─── Provided material ───
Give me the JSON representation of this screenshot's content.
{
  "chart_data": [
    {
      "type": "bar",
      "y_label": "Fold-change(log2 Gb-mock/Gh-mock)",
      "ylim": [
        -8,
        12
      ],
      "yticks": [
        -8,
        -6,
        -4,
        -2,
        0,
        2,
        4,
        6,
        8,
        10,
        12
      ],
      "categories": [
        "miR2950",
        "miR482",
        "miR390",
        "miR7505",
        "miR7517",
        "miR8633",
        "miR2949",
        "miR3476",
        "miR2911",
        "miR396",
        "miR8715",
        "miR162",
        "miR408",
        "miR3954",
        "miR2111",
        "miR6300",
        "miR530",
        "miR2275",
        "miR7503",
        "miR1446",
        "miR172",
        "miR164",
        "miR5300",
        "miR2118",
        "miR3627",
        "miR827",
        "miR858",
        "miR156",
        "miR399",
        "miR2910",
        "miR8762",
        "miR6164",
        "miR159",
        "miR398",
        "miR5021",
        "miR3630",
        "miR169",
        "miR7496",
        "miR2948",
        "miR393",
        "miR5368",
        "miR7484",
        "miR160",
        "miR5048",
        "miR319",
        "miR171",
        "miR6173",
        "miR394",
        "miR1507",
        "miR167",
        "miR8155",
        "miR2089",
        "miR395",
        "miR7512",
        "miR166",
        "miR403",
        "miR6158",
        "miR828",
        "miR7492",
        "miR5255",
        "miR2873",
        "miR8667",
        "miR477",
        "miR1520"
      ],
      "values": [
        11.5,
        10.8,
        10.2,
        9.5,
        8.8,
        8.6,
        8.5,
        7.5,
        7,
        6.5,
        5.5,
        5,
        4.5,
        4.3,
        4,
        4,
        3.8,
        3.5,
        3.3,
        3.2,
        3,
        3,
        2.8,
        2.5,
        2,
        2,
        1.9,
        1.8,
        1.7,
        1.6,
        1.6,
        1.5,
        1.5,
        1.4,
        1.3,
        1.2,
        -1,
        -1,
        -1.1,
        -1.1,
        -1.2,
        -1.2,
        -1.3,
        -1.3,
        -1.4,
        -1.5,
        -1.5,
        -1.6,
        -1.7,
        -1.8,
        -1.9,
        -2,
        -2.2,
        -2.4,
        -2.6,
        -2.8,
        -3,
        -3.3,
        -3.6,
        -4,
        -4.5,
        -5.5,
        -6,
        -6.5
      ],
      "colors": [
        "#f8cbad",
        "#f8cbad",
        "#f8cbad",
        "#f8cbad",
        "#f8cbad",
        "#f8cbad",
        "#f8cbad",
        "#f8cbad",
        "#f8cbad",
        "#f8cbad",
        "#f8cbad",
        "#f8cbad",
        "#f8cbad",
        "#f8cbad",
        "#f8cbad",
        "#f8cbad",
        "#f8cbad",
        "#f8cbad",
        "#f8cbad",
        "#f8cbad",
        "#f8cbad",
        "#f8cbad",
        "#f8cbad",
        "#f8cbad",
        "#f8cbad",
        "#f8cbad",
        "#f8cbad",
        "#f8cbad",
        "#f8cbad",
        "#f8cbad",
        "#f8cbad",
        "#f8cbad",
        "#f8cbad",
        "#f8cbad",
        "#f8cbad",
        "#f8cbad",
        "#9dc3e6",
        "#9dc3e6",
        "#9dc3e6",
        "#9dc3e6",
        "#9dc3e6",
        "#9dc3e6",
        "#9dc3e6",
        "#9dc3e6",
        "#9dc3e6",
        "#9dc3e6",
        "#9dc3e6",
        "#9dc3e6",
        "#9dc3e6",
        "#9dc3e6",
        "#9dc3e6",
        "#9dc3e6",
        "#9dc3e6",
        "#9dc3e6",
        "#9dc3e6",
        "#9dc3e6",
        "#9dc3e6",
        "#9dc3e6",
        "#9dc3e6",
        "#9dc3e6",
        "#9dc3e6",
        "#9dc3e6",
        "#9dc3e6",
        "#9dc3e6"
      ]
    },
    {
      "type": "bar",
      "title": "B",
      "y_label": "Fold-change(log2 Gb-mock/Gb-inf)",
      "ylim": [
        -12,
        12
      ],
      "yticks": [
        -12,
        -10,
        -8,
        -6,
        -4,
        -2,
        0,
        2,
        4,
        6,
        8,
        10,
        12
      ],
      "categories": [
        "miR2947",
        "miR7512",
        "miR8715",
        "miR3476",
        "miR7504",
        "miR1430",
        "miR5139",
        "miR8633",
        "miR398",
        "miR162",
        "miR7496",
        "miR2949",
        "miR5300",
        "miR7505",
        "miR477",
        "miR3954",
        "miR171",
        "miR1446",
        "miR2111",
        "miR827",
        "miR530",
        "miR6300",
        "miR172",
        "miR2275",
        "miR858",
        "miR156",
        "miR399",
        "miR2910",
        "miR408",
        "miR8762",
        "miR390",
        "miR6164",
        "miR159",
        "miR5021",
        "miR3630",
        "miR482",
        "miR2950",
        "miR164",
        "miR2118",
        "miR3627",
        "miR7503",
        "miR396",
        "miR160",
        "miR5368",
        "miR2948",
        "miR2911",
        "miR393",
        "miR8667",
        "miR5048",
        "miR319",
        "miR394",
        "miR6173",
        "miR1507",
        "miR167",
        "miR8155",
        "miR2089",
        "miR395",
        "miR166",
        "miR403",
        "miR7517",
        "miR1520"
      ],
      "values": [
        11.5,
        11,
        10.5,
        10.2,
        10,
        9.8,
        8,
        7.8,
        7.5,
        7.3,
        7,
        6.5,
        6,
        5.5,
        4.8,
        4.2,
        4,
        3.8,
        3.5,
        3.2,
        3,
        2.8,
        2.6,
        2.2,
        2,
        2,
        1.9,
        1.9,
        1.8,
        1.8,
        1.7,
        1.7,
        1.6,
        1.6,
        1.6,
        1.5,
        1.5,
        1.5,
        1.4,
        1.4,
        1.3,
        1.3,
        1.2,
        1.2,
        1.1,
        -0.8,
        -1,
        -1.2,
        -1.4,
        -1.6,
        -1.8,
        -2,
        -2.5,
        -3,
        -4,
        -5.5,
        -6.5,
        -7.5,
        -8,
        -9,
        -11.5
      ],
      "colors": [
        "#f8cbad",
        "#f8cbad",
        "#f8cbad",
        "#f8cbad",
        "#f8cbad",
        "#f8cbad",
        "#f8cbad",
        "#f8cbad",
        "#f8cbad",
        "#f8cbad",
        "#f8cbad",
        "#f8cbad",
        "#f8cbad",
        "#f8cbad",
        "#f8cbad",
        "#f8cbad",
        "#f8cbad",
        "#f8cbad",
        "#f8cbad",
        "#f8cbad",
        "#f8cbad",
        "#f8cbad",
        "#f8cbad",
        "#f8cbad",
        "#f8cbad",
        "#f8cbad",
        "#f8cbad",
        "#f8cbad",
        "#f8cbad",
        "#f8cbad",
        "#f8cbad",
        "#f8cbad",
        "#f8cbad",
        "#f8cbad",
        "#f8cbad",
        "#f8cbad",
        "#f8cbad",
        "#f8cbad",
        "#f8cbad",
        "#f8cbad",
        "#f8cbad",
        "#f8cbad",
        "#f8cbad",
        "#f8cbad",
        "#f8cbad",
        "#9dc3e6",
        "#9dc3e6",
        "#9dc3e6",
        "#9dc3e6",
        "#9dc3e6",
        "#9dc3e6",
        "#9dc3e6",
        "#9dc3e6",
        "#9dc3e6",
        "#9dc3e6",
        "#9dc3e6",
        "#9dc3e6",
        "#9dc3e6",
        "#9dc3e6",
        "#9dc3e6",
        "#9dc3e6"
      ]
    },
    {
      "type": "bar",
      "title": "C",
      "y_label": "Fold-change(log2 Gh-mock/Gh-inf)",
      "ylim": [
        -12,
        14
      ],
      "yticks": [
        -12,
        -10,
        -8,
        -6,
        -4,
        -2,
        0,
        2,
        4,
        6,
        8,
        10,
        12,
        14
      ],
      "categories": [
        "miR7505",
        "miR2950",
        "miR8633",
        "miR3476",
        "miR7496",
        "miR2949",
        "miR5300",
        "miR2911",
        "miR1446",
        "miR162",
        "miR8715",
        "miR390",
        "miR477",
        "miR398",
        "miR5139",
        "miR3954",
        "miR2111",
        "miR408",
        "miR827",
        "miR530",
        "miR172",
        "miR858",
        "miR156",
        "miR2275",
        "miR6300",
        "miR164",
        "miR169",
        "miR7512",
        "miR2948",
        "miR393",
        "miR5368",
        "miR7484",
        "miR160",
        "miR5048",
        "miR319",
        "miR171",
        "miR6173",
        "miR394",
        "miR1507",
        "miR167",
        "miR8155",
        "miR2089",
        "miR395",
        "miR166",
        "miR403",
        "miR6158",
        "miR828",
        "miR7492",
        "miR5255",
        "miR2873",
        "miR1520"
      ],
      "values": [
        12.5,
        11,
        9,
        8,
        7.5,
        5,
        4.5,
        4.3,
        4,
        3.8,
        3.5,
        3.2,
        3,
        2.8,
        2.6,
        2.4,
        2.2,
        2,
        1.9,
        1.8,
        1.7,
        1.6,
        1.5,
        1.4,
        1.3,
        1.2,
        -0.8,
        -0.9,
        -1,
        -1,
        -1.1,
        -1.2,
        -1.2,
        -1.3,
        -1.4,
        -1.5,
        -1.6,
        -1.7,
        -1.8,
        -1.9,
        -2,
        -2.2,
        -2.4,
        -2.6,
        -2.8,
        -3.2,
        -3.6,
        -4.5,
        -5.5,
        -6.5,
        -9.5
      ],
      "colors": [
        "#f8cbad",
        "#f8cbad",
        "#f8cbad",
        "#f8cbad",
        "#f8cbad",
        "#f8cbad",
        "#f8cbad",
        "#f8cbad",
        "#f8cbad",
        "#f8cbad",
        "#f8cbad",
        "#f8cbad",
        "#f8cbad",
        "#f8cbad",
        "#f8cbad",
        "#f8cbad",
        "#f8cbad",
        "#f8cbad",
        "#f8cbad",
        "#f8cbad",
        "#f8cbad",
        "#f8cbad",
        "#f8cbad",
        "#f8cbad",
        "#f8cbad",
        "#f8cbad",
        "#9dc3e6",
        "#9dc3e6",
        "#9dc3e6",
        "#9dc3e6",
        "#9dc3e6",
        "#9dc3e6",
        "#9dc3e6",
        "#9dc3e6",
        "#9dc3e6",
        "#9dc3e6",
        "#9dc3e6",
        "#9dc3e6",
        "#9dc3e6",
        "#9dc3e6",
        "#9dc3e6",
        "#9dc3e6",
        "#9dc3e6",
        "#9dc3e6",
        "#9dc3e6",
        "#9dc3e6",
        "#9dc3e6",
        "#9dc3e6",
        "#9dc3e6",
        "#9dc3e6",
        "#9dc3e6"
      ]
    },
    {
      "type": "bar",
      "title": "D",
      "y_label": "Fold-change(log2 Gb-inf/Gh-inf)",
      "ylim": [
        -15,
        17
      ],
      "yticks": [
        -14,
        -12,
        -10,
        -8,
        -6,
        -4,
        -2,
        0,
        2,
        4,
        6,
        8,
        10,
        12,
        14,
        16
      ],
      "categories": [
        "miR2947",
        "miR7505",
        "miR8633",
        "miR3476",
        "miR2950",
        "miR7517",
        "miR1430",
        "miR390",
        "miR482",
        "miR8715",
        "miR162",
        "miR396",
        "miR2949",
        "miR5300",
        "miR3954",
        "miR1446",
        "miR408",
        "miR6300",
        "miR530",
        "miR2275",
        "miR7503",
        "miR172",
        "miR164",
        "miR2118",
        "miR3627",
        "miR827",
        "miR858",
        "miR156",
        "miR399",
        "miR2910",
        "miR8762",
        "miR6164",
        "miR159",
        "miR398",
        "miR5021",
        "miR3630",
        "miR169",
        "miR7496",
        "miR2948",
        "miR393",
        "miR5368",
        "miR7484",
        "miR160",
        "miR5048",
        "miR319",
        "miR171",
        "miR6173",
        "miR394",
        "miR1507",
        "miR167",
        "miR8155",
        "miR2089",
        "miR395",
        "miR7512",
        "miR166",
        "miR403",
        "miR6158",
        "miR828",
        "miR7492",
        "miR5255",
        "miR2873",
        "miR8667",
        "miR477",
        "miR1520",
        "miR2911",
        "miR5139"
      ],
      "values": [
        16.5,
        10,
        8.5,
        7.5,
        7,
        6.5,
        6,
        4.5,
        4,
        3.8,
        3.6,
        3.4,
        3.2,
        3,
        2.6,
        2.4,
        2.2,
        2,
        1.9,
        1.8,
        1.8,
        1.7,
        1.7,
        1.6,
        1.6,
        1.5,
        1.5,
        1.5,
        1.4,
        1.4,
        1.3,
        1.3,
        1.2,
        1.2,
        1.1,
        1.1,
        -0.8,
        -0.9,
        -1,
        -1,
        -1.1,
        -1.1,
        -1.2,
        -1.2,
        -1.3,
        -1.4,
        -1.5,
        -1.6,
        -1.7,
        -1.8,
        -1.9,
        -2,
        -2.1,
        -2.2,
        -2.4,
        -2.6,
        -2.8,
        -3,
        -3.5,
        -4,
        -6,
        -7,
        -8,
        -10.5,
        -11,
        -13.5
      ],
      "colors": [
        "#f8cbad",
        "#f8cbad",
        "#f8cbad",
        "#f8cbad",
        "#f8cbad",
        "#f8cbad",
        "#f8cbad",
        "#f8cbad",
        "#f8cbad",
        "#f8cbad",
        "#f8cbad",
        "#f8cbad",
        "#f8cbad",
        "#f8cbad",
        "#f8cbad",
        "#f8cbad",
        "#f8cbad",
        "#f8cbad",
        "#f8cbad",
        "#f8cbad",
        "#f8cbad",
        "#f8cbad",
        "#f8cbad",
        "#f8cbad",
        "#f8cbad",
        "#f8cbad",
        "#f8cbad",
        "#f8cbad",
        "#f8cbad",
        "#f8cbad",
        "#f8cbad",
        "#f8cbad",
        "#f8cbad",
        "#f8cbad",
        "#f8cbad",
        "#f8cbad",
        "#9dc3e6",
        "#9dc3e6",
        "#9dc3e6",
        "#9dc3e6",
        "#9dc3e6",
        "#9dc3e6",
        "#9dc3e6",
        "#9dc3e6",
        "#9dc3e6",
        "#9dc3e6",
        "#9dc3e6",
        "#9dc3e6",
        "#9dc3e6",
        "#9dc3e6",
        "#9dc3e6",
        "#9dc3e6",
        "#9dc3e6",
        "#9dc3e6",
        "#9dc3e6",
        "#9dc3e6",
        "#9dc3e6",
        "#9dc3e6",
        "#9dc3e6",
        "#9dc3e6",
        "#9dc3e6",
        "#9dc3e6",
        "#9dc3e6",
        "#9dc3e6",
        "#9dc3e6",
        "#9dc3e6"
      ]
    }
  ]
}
───
### Aim
Lines that include the word "mock" are to be extracted from the data above.

### Expected output
      "y_label": "Fold-change(log2 Gb-mock/Gh-mock)",
      "y_label": "Fold-change(log2 Gb-mock/Gb-inf)",
      "y_label": "Fold-change(log2 Gh-mock/Gh-inf)",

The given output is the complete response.